Records from a collection of figures
▶
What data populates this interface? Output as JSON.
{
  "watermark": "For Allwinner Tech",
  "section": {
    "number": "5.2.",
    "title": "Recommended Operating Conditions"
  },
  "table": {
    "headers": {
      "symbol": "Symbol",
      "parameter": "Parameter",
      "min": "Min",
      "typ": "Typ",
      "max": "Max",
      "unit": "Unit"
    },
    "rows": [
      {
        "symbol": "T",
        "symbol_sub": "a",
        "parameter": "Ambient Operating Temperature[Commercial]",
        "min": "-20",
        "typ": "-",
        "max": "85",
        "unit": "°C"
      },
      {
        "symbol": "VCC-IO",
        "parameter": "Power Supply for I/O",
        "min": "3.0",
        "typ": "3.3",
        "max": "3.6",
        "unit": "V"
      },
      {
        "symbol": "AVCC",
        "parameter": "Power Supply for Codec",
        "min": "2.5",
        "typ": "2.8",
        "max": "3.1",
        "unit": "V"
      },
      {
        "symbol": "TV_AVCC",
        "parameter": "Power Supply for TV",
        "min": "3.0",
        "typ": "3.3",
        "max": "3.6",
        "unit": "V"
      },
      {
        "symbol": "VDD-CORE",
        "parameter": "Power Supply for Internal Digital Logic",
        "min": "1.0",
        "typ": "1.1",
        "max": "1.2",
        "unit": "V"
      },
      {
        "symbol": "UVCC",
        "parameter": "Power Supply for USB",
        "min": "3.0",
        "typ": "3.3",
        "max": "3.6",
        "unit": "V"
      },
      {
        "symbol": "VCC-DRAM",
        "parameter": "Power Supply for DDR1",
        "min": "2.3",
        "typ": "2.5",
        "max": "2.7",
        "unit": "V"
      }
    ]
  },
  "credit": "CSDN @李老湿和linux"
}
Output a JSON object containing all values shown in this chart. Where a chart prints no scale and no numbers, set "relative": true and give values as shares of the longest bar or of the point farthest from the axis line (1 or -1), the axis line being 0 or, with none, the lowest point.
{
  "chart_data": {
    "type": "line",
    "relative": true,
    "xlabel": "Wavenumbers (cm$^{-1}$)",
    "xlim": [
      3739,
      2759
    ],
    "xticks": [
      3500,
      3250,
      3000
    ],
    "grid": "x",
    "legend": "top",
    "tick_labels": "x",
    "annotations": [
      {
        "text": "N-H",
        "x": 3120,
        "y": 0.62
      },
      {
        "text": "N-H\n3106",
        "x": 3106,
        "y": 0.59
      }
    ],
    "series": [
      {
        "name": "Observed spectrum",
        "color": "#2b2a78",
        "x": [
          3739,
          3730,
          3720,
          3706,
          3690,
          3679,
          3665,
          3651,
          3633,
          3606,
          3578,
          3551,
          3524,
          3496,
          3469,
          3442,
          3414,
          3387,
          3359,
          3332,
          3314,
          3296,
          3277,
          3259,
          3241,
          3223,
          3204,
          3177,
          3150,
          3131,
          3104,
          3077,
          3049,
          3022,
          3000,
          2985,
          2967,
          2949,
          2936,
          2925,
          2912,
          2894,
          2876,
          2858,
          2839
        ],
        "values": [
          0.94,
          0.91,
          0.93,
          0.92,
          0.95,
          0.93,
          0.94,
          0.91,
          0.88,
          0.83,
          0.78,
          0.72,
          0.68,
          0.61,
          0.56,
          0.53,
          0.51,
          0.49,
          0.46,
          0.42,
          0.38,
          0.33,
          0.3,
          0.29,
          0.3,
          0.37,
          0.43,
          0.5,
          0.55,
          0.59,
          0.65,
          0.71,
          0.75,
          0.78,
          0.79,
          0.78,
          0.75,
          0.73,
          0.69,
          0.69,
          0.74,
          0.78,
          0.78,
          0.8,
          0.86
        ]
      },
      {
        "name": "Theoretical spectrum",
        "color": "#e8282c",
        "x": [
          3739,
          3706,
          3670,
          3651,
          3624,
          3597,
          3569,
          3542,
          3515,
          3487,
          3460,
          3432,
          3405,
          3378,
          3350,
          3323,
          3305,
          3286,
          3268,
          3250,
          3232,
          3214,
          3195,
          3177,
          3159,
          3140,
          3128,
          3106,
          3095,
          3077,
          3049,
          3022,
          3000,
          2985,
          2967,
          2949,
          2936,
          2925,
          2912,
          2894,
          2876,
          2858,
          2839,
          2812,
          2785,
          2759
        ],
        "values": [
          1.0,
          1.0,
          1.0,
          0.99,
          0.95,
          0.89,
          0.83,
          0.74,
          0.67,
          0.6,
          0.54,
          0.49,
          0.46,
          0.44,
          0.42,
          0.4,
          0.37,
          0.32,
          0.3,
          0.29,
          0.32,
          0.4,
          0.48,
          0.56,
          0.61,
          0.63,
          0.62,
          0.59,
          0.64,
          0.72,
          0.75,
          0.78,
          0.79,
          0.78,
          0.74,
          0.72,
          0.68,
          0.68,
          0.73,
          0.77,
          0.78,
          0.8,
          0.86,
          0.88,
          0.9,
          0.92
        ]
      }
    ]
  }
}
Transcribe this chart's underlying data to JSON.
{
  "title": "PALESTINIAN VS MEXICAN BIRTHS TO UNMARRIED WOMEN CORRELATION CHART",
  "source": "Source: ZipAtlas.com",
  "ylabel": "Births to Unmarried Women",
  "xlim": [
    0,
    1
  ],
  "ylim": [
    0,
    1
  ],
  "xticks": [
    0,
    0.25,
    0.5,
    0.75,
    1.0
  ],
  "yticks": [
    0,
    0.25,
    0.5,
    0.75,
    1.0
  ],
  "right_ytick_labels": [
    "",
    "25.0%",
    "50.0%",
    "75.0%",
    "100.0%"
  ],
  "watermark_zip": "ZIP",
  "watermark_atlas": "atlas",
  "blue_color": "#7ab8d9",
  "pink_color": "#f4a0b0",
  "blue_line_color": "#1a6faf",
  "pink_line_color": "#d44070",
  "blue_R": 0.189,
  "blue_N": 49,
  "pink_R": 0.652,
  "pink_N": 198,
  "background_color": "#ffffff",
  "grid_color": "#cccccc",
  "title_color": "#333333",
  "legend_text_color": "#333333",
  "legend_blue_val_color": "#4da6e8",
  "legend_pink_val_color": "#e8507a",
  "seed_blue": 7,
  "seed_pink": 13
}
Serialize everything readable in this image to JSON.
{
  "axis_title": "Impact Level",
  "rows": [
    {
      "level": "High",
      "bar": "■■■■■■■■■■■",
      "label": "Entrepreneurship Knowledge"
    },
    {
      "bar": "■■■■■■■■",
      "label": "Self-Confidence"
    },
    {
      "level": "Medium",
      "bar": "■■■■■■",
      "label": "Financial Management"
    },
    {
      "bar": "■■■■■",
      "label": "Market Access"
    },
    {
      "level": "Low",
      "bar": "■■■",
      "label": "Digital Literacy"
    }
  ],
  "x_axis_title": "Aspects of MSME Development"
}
◀
__Directive__: The records above are to be repeated exactly, in their entirety.

__Written response__:
What data populates this interface? Output as JSON.
{
  "watermark": "For Allwinner Tech",
  "section": {
    "number": "5.2.",
    "title": "Recommended Operating Conditions"
  },
  "table": {
    "headers": {
      "symbol": "Symbol",
      "parameter": "Parameter",
      "min": "Min",
      "typ": "Typ",
      "max": "Max",
      "unit": "Unit"
    },
    "rows": [
      {
        "symbol": "T",
        "symbol_sub": "a",
        "parameter": "Ambient Operating Temperature[Commercial]",
        "min": "-20",
        "typ": "-",
        "max": "85",
        "unit": "°C"
      },
      {
        "symbol": "VCC-IO",
        "parameter": "Power Supply for I/O",
        "min": "3.0",
        "typ": "3.3",
        "max": "3.6",
        "unit": "V"
      },
      {
        "symbol": "AVCC",
        "parameter": "Power Supply for Codec",
        "min": "2.5",
        "typ": "2.8",
        "max": "3.1",
        "unit": "V"
      },
      {
        "symbol": "TV_AVCC",
        "parameter": "Power Supply for TV",
        "min": "3.0",
        "typ": "3.3",
        "max": "3.6",
        "unit": "V"
      },
      {
        "symbol": "VDD-CORE",
        "parameter": "Power Supply for Internal Digital Logic",
        "min": "1.0",
        "typ": "1.1",
        "max": "1.2",
        "unit": "V"
      },
      {
        "symbol": "UVCC",
        "parameter": "Power Supply for USB",
        "min": "3.0",
        "typ": "3.3",
        "max": "3.6",
        "unit": "V"
      },
      {
        "symbol": "VCC-DRAM",
        "parameter": "Power Supply for DDR1",
        "min": "2.3",
        "typ": "2.5",
        "max": "2.7",
        "unit": "V"
      }
    ]
  },
  "credit": "CSDN @李老湿和linux"
}
Output a JSON object containing all values shown in this chart. Where a chart prints no scale and no numbers, set "relative": true and give values as shares of the longest bar or of the point farthest from the axis line (1 or -1), the axis line being 0 or, with none, the lowest point.
{
  "chart_data": {
    "type": "line",
    "relative": true,
    "xlabel": "Wavenumbers (cm$^{-1}$)",
    "xlim": [
      3739,
      2759
    ],
    "xticks": [
      3500,
      3250,
      3000
    ],
    "grid": "x",
    "legend": "top",
    "tick_labels": "x",
    "annotations": [
      {
        "text": "N-H",
        "x": 3120,
        "y": 0.62
      },
      {
        "text": "N-H\n3106",
        "x": 3106,
        "y": 0.59
      }
    ],
    "series": [
      {
        "name": "Observed spectrum",
        "color": "#2b2a78",
        "x": [
          3739,
          3730,
          3720,
          3706,
          3690,
          3679,
          3665,
          3651,
          3633,
          3606,
          3578,
          3551,
          3524,
          3496,
          3469,
          3442,
          3414,
          3387,
          3359,
          3332,
          3314,
          3296,
          3277,
          3259,
          3241,
          3223,
          3204,
          3177,
          3150,
          3131,
          3104,
          3077,
          3049,
          3022,
          3000,
          2985,
          2967,
          2949,
          2936,
          2925,
          2912,
          2894,
          2876,
          2858,
          2839
        ],
        "values": [
          0.94,
          0.91,
          0.93,
          0.92,
          0.95,
          0.93,
          0.94,
          0.91,
          0.88,
          0.83,
          0.78,
          0.72,
          0.68,
          0.61,
          0.56,
          0.53,
          0.51,
          0.49,
          0.46,
          0.42,
          0.38,
          0.33,
          0.3,
          0.29,
          0.3,
          0.37,
          0.43,
          0.5,
          0.55,
          0.59,
          0.65,
          0.71,
          0.75,
          0.78,
          0.79,
          0.78,
          0.75,
          0.73,
          0.69,
          0.69,
          0.74,
          0.78,
          0.78,
          0.8,
          0.86
        ]
      },
      {
        "name": "Theoretical spectrum",
        "color": "#e8282c",
        "x": [
          3739,
          3706,
          3670,
          3651,
          3624,
          3597,
          3569,
          3542,
          3515,
          3487,
          3460,
          3432,
          3405,
          3378,
          3350,
          3323,
          3305,
          3286,
          3268,
          3250,
          3232,
          3214,
          3195,
          3177,
          3159,
          3140,
          3128,
          3106,
          3095,
          3077,
          3049,
          3022,
          3000,
          2985,
          2967,
          2949,
          2936,
          2925,
          2912,
          2894,
          2876,
          2858,
          2839,
          2812,
          2785,
          2759
        ],
        "values": [
          1.0,
          1.0,
          1.0,
          0.99,
          0.95,
          0.89,
          0.83,
          0.74,
          0.67,
          0.6,
          0.54,
          0.49,
          0.46,
          0.44,
          0.42,
          0.4,
          0.37,
          0.32,
          0.3,
          0.29,
          0.32,
          0.4,
          0.48,
          0.56,
          0.61,
          0.63,
          0.62,
          0.59,
          0.64,
          0.72,
          0.75,
          0.78,
          0.79,
          0.78,
          0.74,
          0.72,
          0.68,
          0.68,
          0.73,
          0.77,
          0.78,
          0.8,
          0.86,
          0.88,
          0.9,
          0.92
        ]
      }
    ]
  }
}
Transcribe this chart's underlying data to JSON.
{
  "title": "PALESTINIAN VS MEXICAN BIRTHS TO UNMARRIED WOMEN CORRELATION CHART",
  "source": "Source: ZipAtlas.com",
  "ylabel": "Births to Unmarried Women",
  "xlim": [
    0,
    1
  ],
  "ylim": [
    0,
    1
  ],
  "xticks": [
    0,
    0.25,
    0.5,
    0.75,
    1.0
  ],
  "yticks": [
    0,
    0.25,
    0.5,
    0.75,
    1.0
  ],
  "right_ytick_labels": [
    "",
    "25.0%",
    "50.0%",
    "75.0%",
    "100.0%"
  ],
  "watermark_zip": "ZIP",
  "watermark_atlas": "atlas",
  "blue_color": "#7ab8d9",
  "pink_color": "#f4a0b0",
  "blue_line_color": "#1a6faf",
  "pink_line_color": "#d44070",
  "blue_R": 0.189,
  "blue_N": 49,
  "pink_R": 0.652,
  "pink_N": 198,
  "background_color": "#ffffff",
  "grid_color": "#cccccc",
  "title_color": "#333333",
  "legend_text_color": "#333333",
  "legend_blue_val_color": "#4da6e8",
  "legend_pink_val_color": "#e8507a",
  "seed_blue": 7,
  "seed_pink": 13
}
Serialize everything readable in this image to JSON.
{
  "axis_title": "Impact Level",
  "rows": [
    {
      "level": "High",
      "bar": "■■■■■■■■■■■",
      "label": "Entrepreneurship Knowledge"
    },
    {
      "bar": "■■■■■■■■",
      "label": "Self-Confidence"
    },
    {
      "level": "Medium",
      "bar": "■■■■■■",
      "label": "Financial Management"
    },
    {
      "bar": "■■■■■",
      "label": "Market Access"
    },
    {
      "level": "Low",
      "bar": "■■■",
      "label": "Digital Literacy"
    }
  ],
  "x_axis_title": "Aspects of MSME Development"
}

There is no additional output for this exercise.